* Task requirements *
Below are the records; reproduce all of them exactly but without any images.

* Data rows *
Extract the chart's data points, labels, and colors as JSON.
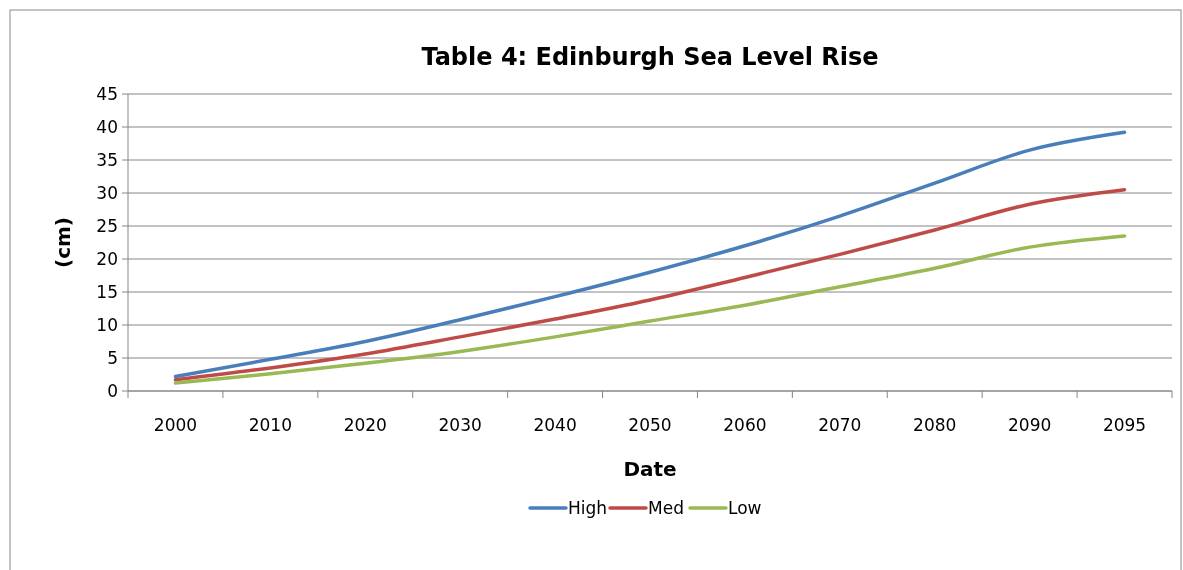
{
  "chart_data": {
    "type": "line",
    "title": "Table 4: Edinburgh Sea Level Rise",
    "xlabel": "Date",
    "ylabel": "(cm)",
    "categories": [
      "2000",
      "2010",
      "2020",
      "2030",
      "2040",
      "2050",
      "2060",
      "2070",
      "2080",
      "2090",
      "2095"
    ],
    "series": [
      {
        "name": "High",
        "color": "#4a7ebb",
        "values": [
          2.2,
          4.8,
          7.5,
          10.8,
          14.3,
          18,
          22,
          26.5,
          31.5,
          36.5,
          39.2
        ]
      },
      {
        "name": "Med",
        "color": "#be4b48",
        "values": [
          1.7,
          3.5,
          5.6,
          8.2,
          10.9,
          13.8,
          17.2,
          20.7,
          24.4,
          28.3,
          30.5
        ]
      },
      {
        "name": "Low",
        "color": "#98b954",
        "values": [
          1.2,
          2.6,
          4.2,
          6.0,
          8.2,
          10.6,
          13.0,
          15.8,
          18.6,
          21.8,
          23.5
        ]
      }
    ],
    "ylim": [
      0,
      45
    ],
    "yticks": [
      0,
      5,
      10,
      15,
      20,
      25,
      30,
      35,
      40,
      45
    ],
    "grid": "y",
    "legend": "bottom",
    "marker": "none",
    "line_style": "solid"
  }
}
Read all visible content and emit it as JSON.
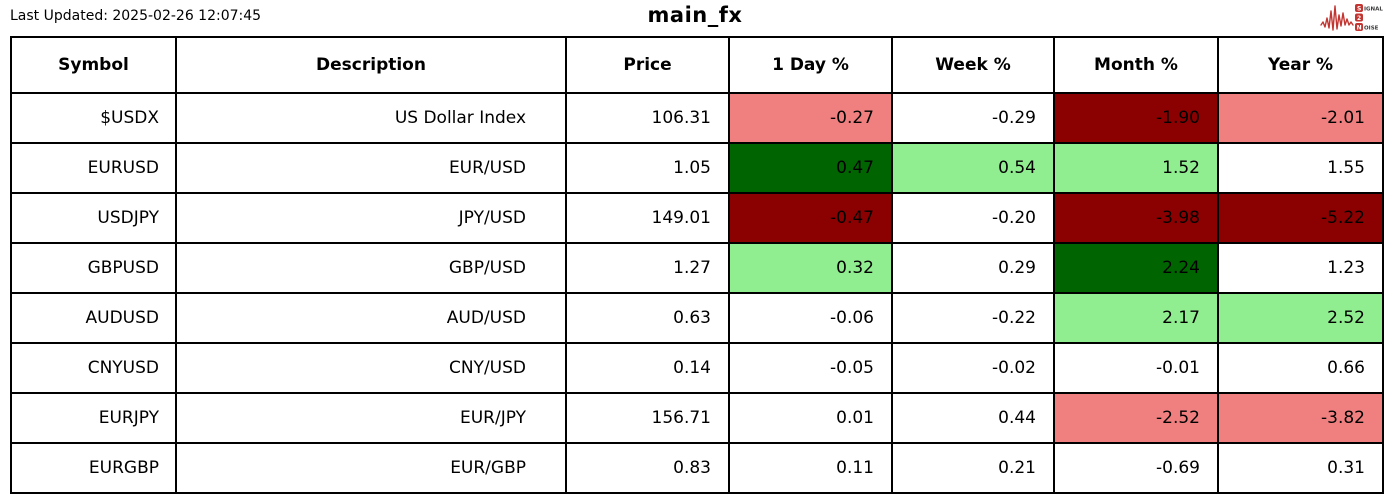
{
  "header": {
    "last_updated": "Last Updated: 2025-02-26 12:07:45",
    "title": "main_fx",
    "logo": {
      "word1_initial": "S",
      "word1_rest": "IGNAL",
      "word2": "2",
      "word3_initial": "N",
      "word3_rest": "OISE",
      "accent_color": "#c23531"
    }
  },
  "colors": {
    "strong_negative": "#8B0000",
    "negative": "#F08080",
    "positive": "#90EE90",
    "strong_positive": "#006400",
    "neutral": "#FFFFFF",
    "border": "#000000"
  },
  "chart_data": {
    "type": "table",
    "title": "main_fx",
    "columns": [
      "Symbol",
      "Description",
      "Price",
      "1 Day %",
      "Week %",
      "Month %",
      "Year %"
    ],
    "rows": [
      {
        "symbol": "$USDX",
        "description": "US Dollar Index",
        "price": "106.31",
        "day": {
          "value": "-0.27",
          "color": "#F08080"
        },
        "week": {
          "value": "-0.29",
          "color": "#FFFFFF"
        },
        "month": {
          "value": "-1.90",
          "color": "#8B0000"
        },
        "year": {
          "value": "-2.01",
          "color": "#F08080"
        }
      },
      {
        "symbol": "EURUSD",
        "description": "EUR/USD",
        "price": "1.05",
        "day": {
          "value": "0.47",
          "color": "#006400"
        },
        "week": {
          "value": "0.54",
          "color": "#90EE90"
        },
        "month": {
          "value": "1.52",
          "color": "#90EE90"
        },
        "year": {
          "value": "1.55",
          "color": "#FFFFFF"
        }
      },
      {
        "symbol": "USDJPY",
        "description": "JPY/USD",
        "price": "149.01",
        "day": {
          "value": "-0.47",
          "color": "#8B0000"
        },
        "week": {
          "value": "-0.20",
          "color": "#FFFFFF"
        },
        "month": {
          "value": "-3.98",
          "color": "#8B0000"
        },
        "year": {
          "value": "-5.22",
          "color": "#8B0000"
        }
      },
      {
        "symbol": "GBPUSD",
        "description": "GBP/USD",
        "price": "1.27",
        "day": {
          "value": "0.32",
          "color": "#90EE90"
        },
        "week": {
          "value": "0.29",
          "color": "#FFFFFF"
        },
        "month": {
          "value": "2.24",
          "color": "#006400"
        },
        "year": {
          "value": "1.23",
          "color": "#FFFFFF"
        }
      },
      {
        "symbol": "AUDUSD",
        "description": "AUD/USD",
        "price": "0.63",
        "day": {
          "value": "-0.06",
          "color": "#FFFFFF"
        },
        "week": {
          "value": "-0.22",
          "color": "#FFFFFF"
        },
        "month": {
          "value": "2.17",
          "color": "#90EE90"
        },
        "year": {
          "value": "2.52",
          "color": "#90EE90"
        }
      },
      {
        "symbol": "CNYUSD",
        "description": "CNY/USD",
        "price": "0.14",
        "day": {
          "value": "-0.05",
          "color": "#FFFFFF"
        },
        "week": {
          "value": "-0.02",
          "color": "#FFFFFF"
        },
        "month": {
          "value": "-0.01",
          "color": "#FFFFFF"
        },
        "year": {
          "value": "0.66",
          "color": "#FFFFFF"
        }
      },
      {
        "symbol": "EURJPY",
        "description": "EUR/JPY",
        "price": "156.71",
        "day": {
          "value": "0.01",
          "color": "#FFFFFF"
        },
        "week": {
          "value": "0.44",
          "color": "#FFFFFF"
        },
        "month": {
          "value": "-2.52",
          "color": "#F08080"
        },
        "year": {
          "value": "-3.82",
          "color": "#F08080"
        }
      },
      {
        "symbol": "EURGBP",
        "description": "EUR/GBP",
        "price": "0.83",
        "day": {
          "value": "0.11",
          "color": "#FFFFFF"
        },
        "week": {
          "value": "0.21",
          "color": "#FFFFFF"
        },
        "month": {
          "value": "-0.69",
          "color": "#FFFFFF"
        },
        "year": {
          "value": "0.31",
          "color": "#FFFFFF"
        }
      }
    ]
  }
}
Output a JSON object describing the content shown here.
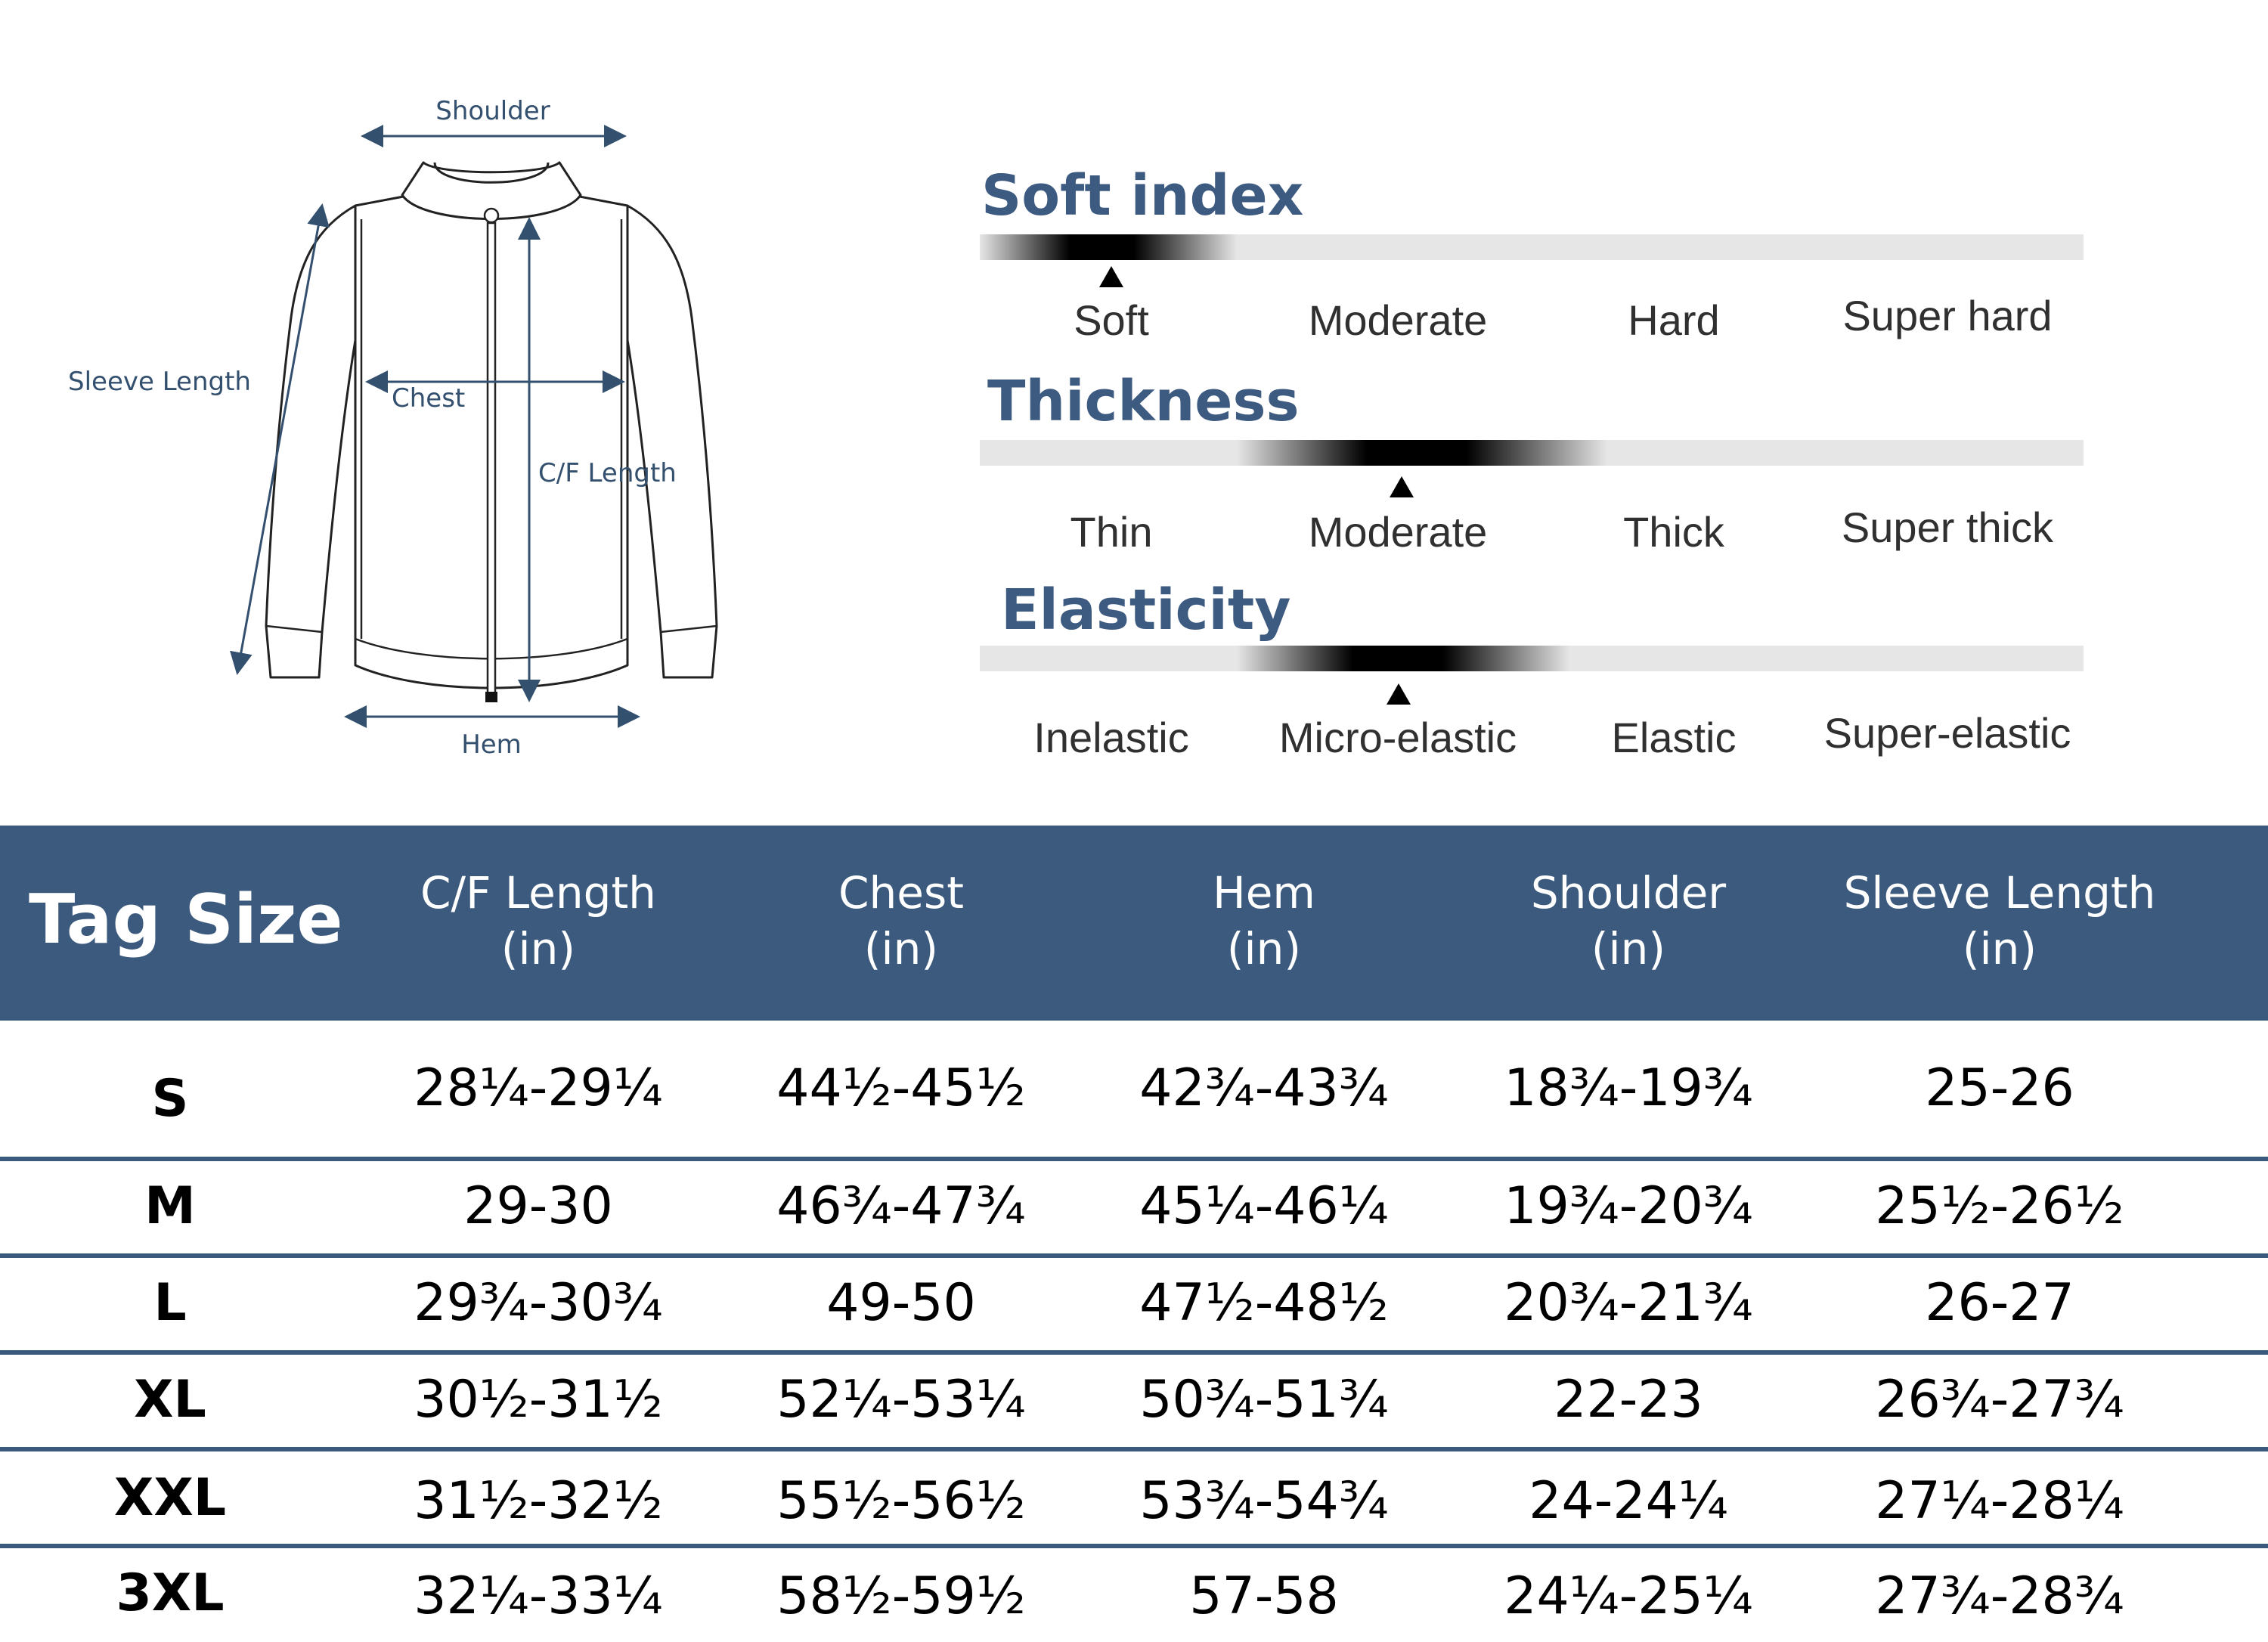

* Complete response *
Extract the chart's data points, labels, and colors as JSON.
{
  "chart_data": {
    "type": "line",
    "title": "Table 4: Edinburgh Sea Level Rise",
    "xlabel": "Date",
    "ylabel": "(cm)",
    "categories": [
      "2000",
      "2010",
      "2020",
      "2030",
      "2040",
      "2050",
      "2060",
      "2070",
      "2080",
      "2090",
      "2095"
    ],
    "series": [
      {
        "name": "High",
        "color": "#4a7ebb",
        "values": [
          2.2,
          4.8,
          7.5,
          10.8,
          14.3,
          18,
          22,
          26.5,
          31.5,
          36.5,
          39.2
        ]
      },
      {
        "name": "Med",
        "color": "#be4b48",
        "values": [
          1.7,
          3.5,
          5.6,
          8.2,
          10.9,
          13.8,
          17.2,
          20.7,
          24.4,
          28.3,
          30.5
        ]
      },
      {
        "name": "Low",
        "color": "#98b954",
        "values": [
          1.2,
          2.6,
          4.2,
          6.0,
          8.2,
          10.6,
          13.0,
          15.8,
          18.6,
          21.8,
          23.5
        ]
      }
    ],
    "ylim": [
      0,
      45
    ],
    "yticks": [
      0,
      5,
      10,
      15,
      20,
      25,
      30,
      35,
      40,
      45
    ],
    "grid": "y",
    "legend": "bottom",
    "marker": "none",
    "line_style": "solid"
  }
}
Read all visible content and emit it as JSON.
{
  "header": {
    "last_updated": "Last Updated: 2025-02-26 12:07:45",
    "title": "main_fx",
    "logo": {
      "word1_initial": "S",
      "word1_rest": "IGNAL",
      "word2": "2",
      "word3_initial": "N",
      "word3_rest": "OISE",
      "accent_color": "#c23531"
    }
  },
  "colors": {
    "strong_negative": "#8B0000",
    "negative": "#F08080",
    "positive": "#90EE90",
    "strong_positive": "#006400",
    "neutral": "#FFFFFF",
    "border": "#000000"
  },
  "chart_data": {
    "type": "table",
    "title": "main_fx",
    "columns": [
      "Symbol",
      "Description",
      "Price",
      "1 Day %",
      "Week %",
      "Month %",
      "Year %"
    ],
    "rows": [
      {
        "symbol": "$USDX",
        "description": "US Dollar Index",
        "price": "106.31",
        "day": {
          "value": "-0.27",
          "color": "#F08080"
        },
        "week": {
          "value": "-0.29",
          "color": "#FFFFFF"
        },
        "month": {
          "value": "-1.90",
          "color": "#8B0000"
        },
        "year": {
          "value": "-2.01",
          "color": "#F08080"
        }
      },
      {
        "symbol": "EURUSD",
        "description": "EUR/USD",
        "price": "1.05",
        "day": {
          "value": "0.47",
          "color": "#006400"
        },
        "week": {
          "value": "0.54",
          "color": "#90EE90"
        },
        "month": {
          "value": "1.52",
          "color": "#90EE90"
        },
        "year": {
          "value": "1.55",
          "color": "#FFFFFF"
        }
      },
      {
        "symbol": "USDJPY",
        "description": "JPY/USD",
        "price": "149.01",
        "day": {
          "value": "-0.47",
          "color": "#8B0000"
        },
        "week": {
          "value": "-0.20",
          "color": "#FFFFFF"
        },
        "month": {
          "value": "-3.98",
          "color": "#8B0000"
        },
        "year": {
          "value": "-5.22",
          "color": "#8B0000"
        }
      },
      {
        "symbol": "GBPUSD",
        "description": "GBP/USD",
        "price": "1.27",
        "day": {
          "value": "0.32",
          "color": "#90EE90"
        },
        "week": {
          "value": "0.29",
          "color": "#FFFFFF"
        },
        "month": {
          "value": "2.24",
          "color": "#006400"
        },
        "year": {
          "value": "1.23",
          "color": "#FFFFFF"
        }
      },
      {
        "symbol": "AUDUSD",
        "description": "AUD/USD",
        "price": "0.63",
        "day": {
          "value": "-0.06",
          "color": "#FFFFFF"
        },
        "week": {
          "value": "-0.22",
          "color": "#FFFFFF"
        },
        "month": {
          "value": "2.17",
          "color": "#90EE90"
        },
        "year": {
          "value": "2.52",
          "color": "#90EE90"
        }
      },
      {
        "symbol": "CNYUSD",
        "description": "CNY/USD",
        "price": "0.14",
        "day": {
          "value": "-0.05",
          "color": "#FFFFFF"
        },
        "week": {
          "value": "-0.02",
          "color": "#FFFFFF"
        },
        "month": {
          "value": "-0.01",
          "color": "#FFFFFF"
        },
        "year": {
          "value": "0.66",
          "color": "#FFFFFF"
        }
      },
      {
        "symbol": "EURJPY",
        "description": "EUR/JPY",
        "price": "156.71",
        "day": {
          "value": "0.01",
          "color": "#FFFFFF"
        },
        "week": {
          "value": "0.44",
          "color": "#FFFFFF"
        },
        "month": {
          "value": "-2.52",
          "color": "#F08080"
        },
        "year": {
          "value": "-3.82",
          "color": "#F08080"
        }
      },
      {
        "symbol": "EURGBP",
        "description": "EUR/GBP",
        "price": "0.83",
        "day": {
          "value": "0.11",
          "color": "#FFFFFF"
        },
        "week": {
          "value": "0.21",
          "color": "#FFFFFF"
        },
        "month": {
          "value": "-0.69",
          "color": "#FFFFFF"
        },
        "year": {
          "value": "0.31",
          "color": "#FFFFFF"
        }
      }
    ]
  }
}
Output a JSON object describing the content shown here.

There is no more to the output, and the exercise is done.